● EXERCISE TASK:
Transcribe the listing word for word.

_____

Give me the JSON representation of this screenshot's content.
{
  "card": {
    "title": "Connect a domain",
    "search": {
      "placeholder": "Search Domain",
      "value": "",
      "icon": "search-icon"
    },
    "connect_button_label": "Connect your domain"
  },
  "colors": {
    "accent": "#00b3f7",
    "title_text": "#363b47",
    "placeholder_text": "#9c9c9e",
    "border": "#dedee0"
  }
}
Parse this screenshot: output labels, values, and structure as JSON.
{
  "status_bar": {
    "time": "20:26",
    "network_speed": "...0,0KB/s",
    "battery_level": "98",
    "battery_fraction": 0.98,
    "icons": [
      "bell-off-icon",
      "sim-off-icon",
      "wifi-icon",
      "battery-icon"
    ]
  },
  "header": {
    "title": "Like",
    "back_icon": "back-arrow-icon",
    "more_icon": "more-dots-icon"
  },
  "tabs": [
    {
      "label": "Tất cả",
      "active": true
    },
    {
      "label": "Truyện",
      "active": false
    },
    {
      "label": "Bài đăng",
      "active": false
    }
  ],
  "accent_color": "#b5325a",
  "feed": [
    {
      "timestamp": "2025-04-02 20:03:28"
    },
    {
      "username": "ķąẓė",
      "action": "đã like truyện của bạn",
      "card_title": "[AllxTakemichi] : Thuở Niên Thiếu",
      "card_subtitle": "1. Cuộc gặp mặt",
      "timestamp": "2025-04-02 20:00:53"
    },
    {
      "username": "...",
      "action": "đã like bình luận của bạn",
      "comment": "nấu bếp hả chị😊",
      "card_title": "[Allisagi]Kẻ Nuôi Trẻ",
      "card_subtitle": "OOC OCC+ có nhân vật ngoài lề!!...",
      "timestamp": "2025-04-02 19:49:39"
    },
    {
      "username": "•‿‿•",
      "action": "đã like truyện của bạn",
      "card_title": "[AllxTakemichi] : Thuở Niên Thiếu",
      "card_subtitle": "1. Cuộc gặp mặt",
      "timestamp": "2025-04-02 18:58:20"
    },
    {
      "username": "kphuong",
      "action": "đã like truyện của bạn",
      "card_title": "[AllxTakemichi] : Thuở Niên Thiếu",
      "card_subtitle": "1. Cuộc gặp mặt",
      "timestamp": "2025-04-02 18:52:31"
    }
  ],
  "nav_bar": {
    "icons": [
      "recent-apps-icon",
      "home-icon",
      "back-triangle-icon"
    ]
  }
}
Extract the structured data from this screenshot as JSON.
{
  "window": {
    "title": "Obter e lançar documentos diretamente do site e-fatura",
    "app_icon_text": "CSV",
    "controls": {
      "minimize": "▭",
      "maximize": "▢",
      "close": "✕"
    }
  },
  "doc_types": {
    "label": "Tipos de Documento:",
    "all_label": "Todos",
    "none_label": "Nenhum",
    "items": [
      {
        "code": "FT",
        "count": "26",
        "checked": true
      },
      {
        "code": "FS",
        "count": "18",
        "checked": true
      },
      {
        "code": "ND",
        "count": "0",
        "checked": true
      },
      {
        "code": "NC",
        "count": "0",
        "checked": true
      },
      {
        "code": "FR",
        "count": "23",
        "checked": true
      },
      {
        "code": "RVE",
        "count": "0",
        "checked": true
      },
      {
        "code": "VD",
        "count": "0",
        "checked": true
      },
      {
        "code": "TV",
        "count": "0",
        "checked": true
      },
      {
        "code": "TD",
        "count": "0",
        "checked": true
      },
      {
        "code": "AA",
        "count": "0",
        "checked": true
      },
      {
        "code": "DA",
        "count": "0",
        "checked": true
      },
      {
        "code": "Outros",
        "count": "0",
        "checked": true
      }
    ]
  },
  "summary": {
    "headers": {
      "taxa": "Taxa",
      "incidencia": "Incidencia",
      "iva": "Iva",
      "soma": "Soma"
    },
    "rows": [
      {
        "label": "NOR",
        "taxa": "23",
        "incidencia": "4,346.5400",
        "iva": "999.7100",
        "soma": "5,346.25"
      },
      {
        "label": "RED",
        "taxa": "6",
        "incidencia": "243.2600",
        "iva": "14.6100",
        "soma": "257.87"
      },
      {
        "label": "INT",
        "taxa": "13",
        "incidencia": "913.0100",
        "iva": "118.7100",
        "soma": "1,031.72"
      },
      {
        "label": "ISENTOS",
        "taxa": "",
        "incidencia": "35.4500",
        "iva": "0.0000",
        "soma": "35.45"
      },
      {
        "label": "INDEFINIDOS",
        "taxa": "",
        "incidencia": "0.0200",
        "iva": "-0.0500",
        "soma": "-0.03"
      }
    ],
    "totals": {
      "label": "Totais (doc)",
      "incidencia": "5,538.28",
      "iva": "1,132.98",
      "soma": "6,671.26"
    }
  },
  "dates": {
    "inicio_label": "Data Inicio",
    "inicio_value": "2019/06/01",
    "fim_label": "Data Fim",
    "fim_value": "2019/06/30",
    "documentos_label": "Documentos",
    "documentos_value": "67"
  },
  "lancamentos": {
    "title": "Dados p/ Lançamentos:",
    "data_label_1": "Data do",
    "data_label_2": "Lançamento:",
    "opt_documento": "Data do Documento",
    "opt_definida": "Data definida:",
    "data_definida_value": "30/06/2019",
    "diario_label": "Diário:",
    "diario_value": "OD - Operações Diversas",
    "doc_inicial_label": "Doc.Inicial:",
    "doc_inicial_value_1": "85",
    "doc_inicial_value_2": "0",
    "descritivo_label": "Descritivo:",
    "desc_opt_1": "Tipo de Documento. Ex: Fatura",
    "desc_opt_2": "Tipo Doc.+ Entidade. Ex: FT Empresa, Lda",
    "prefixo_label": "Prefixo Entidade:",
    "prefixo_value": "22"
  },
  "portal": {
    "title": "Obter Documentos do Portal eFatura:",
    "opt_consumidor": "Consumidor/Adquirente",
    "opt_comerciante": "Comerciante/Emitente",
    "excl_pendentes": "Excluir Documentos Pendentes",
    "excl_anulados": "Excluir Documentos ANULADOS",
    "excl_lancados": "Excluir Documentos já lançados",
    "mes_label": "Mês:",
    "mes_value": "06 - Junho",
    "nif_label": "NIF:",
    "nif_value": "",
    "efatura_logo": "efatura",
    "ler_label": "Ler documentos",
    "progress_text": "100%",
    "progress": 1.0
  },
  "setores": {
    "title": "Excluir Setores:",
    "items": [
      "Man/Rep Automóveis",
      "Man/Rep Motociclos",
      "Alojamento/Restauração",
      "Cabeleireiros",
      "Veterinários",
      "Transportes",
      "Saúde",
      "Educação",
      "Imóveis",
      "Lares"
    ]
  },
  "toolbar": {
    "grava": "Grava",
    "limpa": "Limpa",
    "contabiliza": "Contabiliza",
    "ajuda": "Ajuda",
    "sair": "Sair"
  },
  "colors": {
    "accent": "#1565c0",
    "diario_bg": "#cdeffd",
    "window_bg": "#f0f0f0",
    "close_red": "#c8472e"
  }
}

_____

● TASK RESPONSE:
Give me the JSON representation of this screenshot's content.
{
  "card": {
    "title": "Connect a domain",
    "search": {
      "placeholder": "Search Domain",
      "value": "",
      "icon": "search-icon"
    },
    "connect_button_label": "Connect your domain"
  },
  "colors": {
    "accent": "#00b3f7",
    "title_text": "#363b47",
    "placeholder_text": "#9c9c9e",
    "border": "#dedee0"
  }
}
Parse this screenshot: output labels, values, and structure as JSON.
{
  "status_bar": {
    "time": "20:26",
    "network_speed": "...0,0KB/s",
    "battery_level": "98",
    "battery_fraction": 0.98,
    "icons": [
      "bell-off-icon",
      "sim-off-icon",
      "wifi-icon",
      "battery-icon"
    ]
  },
  "header": {
    "title": "Like",
    "back_icon": "back-arrow-icon",
    "more_icon": "more-dots-icon"
  },
  "tabs": [
    {
      "label": "Tất cả",
      "active": true
    },
    {
      "label": "Truyện",
      "active": false
    },
    {
      "label": "Bài đăng",
      "active": false
    }
  ],
  "accent_color": "#b5325a",
  "feed": [
    {
      "timestamp": "2025-04-02 20:03:28"
    },
    {
      "username": "ķąẓė",
      "action": "đã like truyện của bạn",
      "card_title": "[AllxTakemichi] : Thuở Niên Thiếu",
      "card_subtitle": "1. Cuộc gặp mặt",
      "timestamp": "2025-04-02 20:00:53"
    },
    {
      "username": "...",
      "action": "đã like bình luận của bạn",
      "comment": "nấu bếp hả chị😊",
      "card_title": "[Allisagi]Kẻ Nuôi Trẻ",
      "card_subtitle": "OOC OCC+ có nhân vật ngoài lề!!...",
      "timestamp": "2025-04-02 19:49:39"
    },
    {
      "username": "•‿‿•",
      "action": "đã like truyện của bạn",
      "card_title": "[AllxTakemichi] : Thuở Niên Thiếu",
      "card_subtitle": "1. Cuộc gặp mặt",
      "timestamp": "2025-04-02 18:58:20"
    },
    {
      "username": "kphuong",
      "action": "đã like truyện của bạn",
      "card_title": "[AllxTakemichi] : Thuở Niên Thiếu",
      "card_subtitle": "1. Cuộc gặp mặt",
      "timestamp": "2025-04-02 18:52:31"
    }
  ],
  "nav_bar": {
    "icons": [
      "recent-apps-icon",
      "home-icon",
      "back-triangle-icon"
    ]
  }
}
Extract the structured data from this screenshot as JSON.
{
  "window": {
    "title": "Obter e lançar documentos diretamente do site e-fatura",
    "app_icon_text": "CSV",
    "controls": {
      "minimize": "▭",
      "maximize": "▢",
      "close": "✕"
    }
  },
  "doc_types": {
    "label": "Tipos de Documento:",
    "all_label": "Todos",
    "none_label": "Nenhum",
    "items": [
      {
        "code": "FT",
        "count": "26",
        "checked": true
      },
      {
        "code": "FS",
        "count": "18",
        "checked": true
      },
      {
        "code": "ND",
        "count": "0",
        "checked": true
      },
      {
        "code": "NC",
        "count": "0",
        "checked": true
      },
      {
        "code": "FR",
        "count": "23",
        "checked": true
      },
      {
        "code": "RVE",
        "count": "0",
        "checked": true
      },
      {
        "code": "VD",
        "count": "0",
        "checked": true
      },
      {
        "code": "TV",
        "count": "0",
        "checked": true
      },
      {
        "code": "TD",
        "count": "0",
        "checked": true
      },
      {
        "code": "AA",
        "count": "0",
        "checked": true
      },
      {
        "code": "DA",
        "count": "0",
        "checked": true
      },
      {
        "code": "Outros",
        "count": "0",
        "checked": true
      }
    ]
  },
  "summary": {
    "headers": {
      "taxa": "Taxa",
      "incidencia": "Incidencia",
      "iva": "Iva",
      "soma": "Soma"
    },
    "rows": [
      {
        "label": "NOR",
        "taxa": "23",
        "incidencia": "4,346.5400",
        "iva": "999.7100",
        "soma": "5,346.25"
      },
      {
        "label": "RED",
        "taxa": "6",
        "incidencia": "243.2600",
        "iva": "14.6100",
        "soma": "257.87"
      },
      {
        "label": "INT",
        "taxa": "13",
        "incidencia": "913.0100",
        "iva": "118.7100",
        "soma": "1,031.72"
      },
      {
        "label": "ISENTOS",
        "taxa": "",
        "incidencia": "35.4500",
        "iva": "0.0000",
        "soma": "35.45"
      },
      {
        "label": "INDEFINIDOS",
        "taxa": "",
        "incidencia": "0.0200",
        "iva": "-0.0500",
        "soma": "-0.03"
      }
    ],
    "totals": {
      "label": "Totais (doc)",
      "incidencia": "5,538.28",
      "iva": "1,132.98",
      "soma": "6,671.26"
    }
  },
  "dates": {
    "inicio_label": "Data Inicio",
    "inicio_value": "2019/06/01",
    "fim_label": "Data Fim",
    "fim_value": "2019/06/30",
    "documentos_label": "Documentos",
    "documentos_value": "67"
  },
  "lancamentos": {
    "title": "Dados p/ Lançamentos:",
    "data_label_1": "Data do",
    "data_label_2": "Lançamento:",
    "opt_documento": "Data do Documento",
    "opt_definida": "Data definida:",
    "data_definida_value": "30/06/2019",
    "diario_label": "Diário:",
    "diario_value": "OD - Operações Diversas",
    "doc_inicial_label": "Doc.Inicial:",
    "doc_inicial_value_1": "85",
    "doc_inicial_value_2": "0",
    "descritivo_label": "Descritivo:",
    "desc_opt_1": "Tipo de Documento. Ex: Fatura",
    "desc_opt_2": "Tipo Doc.+ Entidade. Ex: FT Empresa, Lda",
    "prefixo_label": "Prefixo Entidade:",
    "prefixo_value": "22"
  },
  "portal": {
    "title": "Obter Documentos do Portal eFatura:",
    "opt_consumidor": "Consumidor/Adquirente",
    "opt_comerciante": "Comerciante/Emitente",
    "excl_pendentes": "Excluir Documentos Pendentes",
    "excl_anulados": "Excluir Documentos ANULADOS",
    "excl_lancados": "Excluir Documentos já lançados",
    "mes_label": "Mês:",
    "mes_value": "06 - Junho",
    "nif_label": "NIF:",
    "nif_value": "",
    "efatura_logo": "efatura",
    "ler_label": "Ler documentos",
    "progress_text": "100%",
    "progress": 1.0
  },
  "setores": {
    "title": "Excluir Setores:",
    "items": [
      "Man/Rep Automóveis",
      "Man/Rep Motociclos",
      "Alojamento/Restauração",
      "Cabeleireiros",
      "Veterinários",
      "Transportes",
      "Saúde",
      "Educação",
      "Imóveis",
      "Lares"
    ]
  },
  "toolbar": {
    "grava": "Grava",
    "limpa": "Limpa",
    "contabiliza": "Contabiliza",
    "ajuda": "Ajuda",
    "sair": "Sair"
  },
  "colors": {
    "accent": "#1565c0",
    "diario_bg": "#cdeffd",
    "window_bg": "#f0f0f0",
    "close_red": "#c8472e"
  }
}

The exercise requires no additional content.